**DO THIS**
Reproduce the lines of the material exactly, excluding every image.

Dataset entries on figures:

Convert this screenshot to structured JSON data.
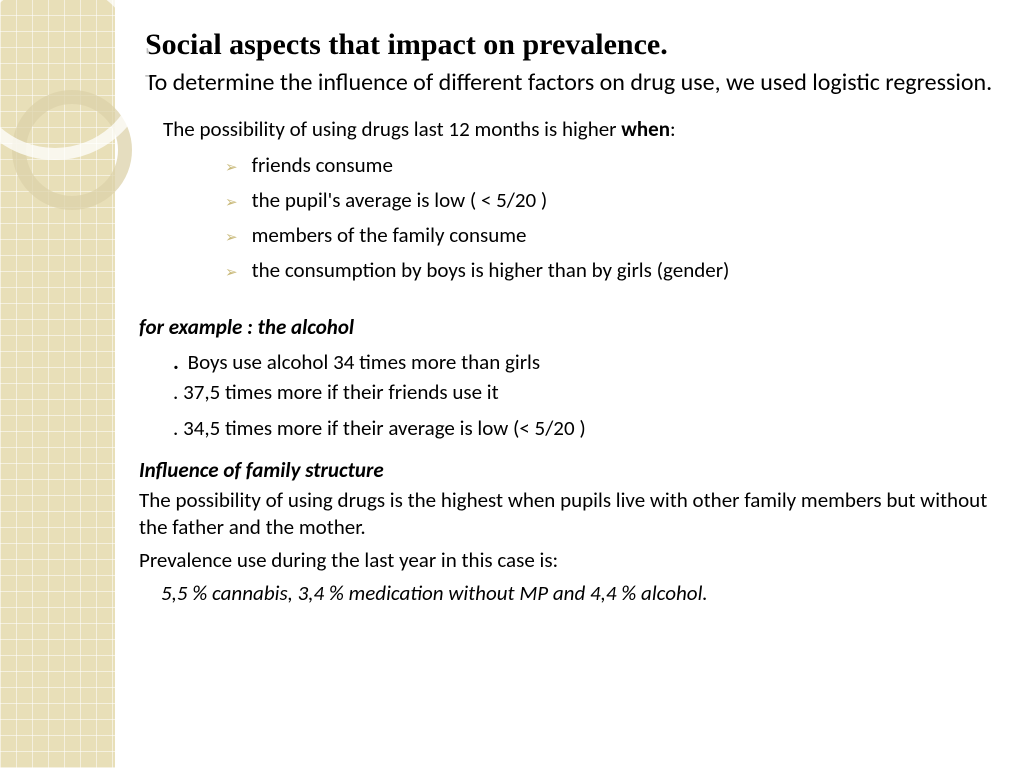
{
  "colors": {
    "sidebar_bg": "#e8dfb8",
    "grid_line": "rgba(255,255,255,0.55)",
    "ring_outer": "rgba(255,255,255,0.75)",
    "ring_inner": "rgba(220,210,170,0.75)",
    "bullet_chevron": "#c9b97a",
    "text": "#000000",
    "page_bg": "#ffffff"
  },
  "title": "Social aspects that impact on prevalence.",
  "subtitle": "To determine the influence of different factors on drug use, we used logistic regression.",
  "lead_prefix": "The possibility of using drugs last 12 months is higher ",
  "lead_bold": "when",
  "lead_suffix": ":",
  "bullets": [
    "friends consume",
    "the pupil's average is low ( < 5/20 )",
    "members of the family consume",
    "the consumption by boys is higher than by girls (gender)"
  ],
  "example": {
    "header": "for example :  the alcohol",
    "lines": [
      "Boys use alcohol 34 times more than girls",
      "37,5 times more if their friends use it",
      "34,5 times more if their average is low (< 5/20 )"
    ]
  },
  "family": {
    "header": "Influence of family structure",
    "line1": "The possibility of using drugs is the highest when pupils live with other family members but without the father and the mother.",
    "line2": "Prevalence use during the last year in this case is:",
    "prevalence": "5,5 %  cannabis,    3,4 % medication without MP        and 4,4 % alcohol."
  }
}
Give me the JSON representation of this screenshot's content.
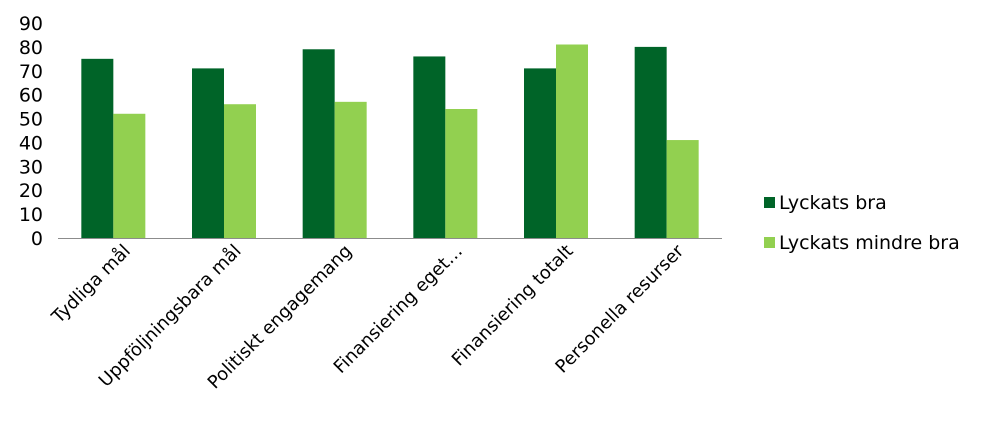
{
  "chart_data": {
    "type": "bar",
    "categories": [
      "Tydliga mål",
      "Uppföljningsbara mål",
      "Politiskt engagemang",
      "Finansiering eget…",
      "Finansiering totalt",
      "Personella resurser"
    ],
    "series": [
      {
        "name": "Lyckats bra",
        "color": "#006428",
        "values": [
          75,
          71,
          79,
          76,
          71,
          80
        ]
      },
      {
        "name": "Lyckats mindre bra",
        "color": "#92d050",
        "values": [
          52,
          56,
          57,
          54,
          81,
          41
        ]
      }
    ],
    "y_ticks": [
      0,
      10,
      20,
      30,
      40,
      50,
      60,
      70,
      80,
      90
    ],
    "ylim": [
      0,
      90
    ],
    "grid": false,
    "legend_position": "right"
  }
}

**EXERCISE SOLUTION**
Convert this screenshot to structured JSON data.
{
  "colors": {
    "sidebar_bg": "#e8dfb8",
    "grid_line": "rgba(255,255,255,0.55)",
    "ring_outer": "rgba(255,255,255,0.75)",
    "ring_inner": "rgba(220,210,170,0.75)",
    "bullet_chevron": "#c9b97a",
    "text": "#000000",
    "page_bg": "#ffffff"
  },
  "title": "Social aspects that impact on prevalence.",
  "subtitle": "To determine the influence of different factors on drug use, we used logistic regression.",
  "lead_prefix": "The possibility of using drugs last 12 months is higher ",
  "lead_bold": "when",
  "lead_suffix": ":",
  "bullets": [
    "friends consume",
    "the pupil's average is low ( < 5/20 )",
    "members of the family consume",
    "the consumption by boys is higher than by girls (gender)"
  ],
  "example": {
    "header": "for example :  the alcohol",
    "lines": [
      "Boys use alcohol 34 times more than girls",
      "37,5 times more if their friends use it",
      "34,5 times more if their average is low (< 5/20 )"
    ]
  },
  "family": {
    "header": "Influence of family structure",
    "line1": "The possibility of using drugs is the highest when pupils live with other family members but without the father and the mother.",
    "line2": "Prevalence use during the last year in this case is:",
    "prevalence": "5,5 %  cannabis,    3,4 % medication without MP        and 4,4 % alcohol."
  }
}
Give me the JSON representation of this screenshot's content.
{
  "chart_data": {
    "type": "bar",
    "categories": [
      "Tydliga mål",
      "Uppföljningsbara mål",
      "Politiskt engagemang",
      "Finansiering eget…",
      "Finansiering totalt",
      "Personella resurser"
    ],
    "series": [
      {
        "name": "Lyckats bra",
        "color": "#006428",
        "values": [
          75,
          71,
          79,
          76,
          71,
          80
        ]
      },
      {
        "name": "Lyckats mindre bra",
        "color": "#92d050",
        "values": [
          52,
          56,
          57,
          54,
          81,
          41
        ]
      }
    ],
    "y_ticks": [
      0,
      10,
      20,
      30,
      40,
      50,
      60,
      70,
      80,
      90
    ],
    "ylim": [
      0,
      90
    ],
    "grid": false,
    "legend_position": "right"
  }
}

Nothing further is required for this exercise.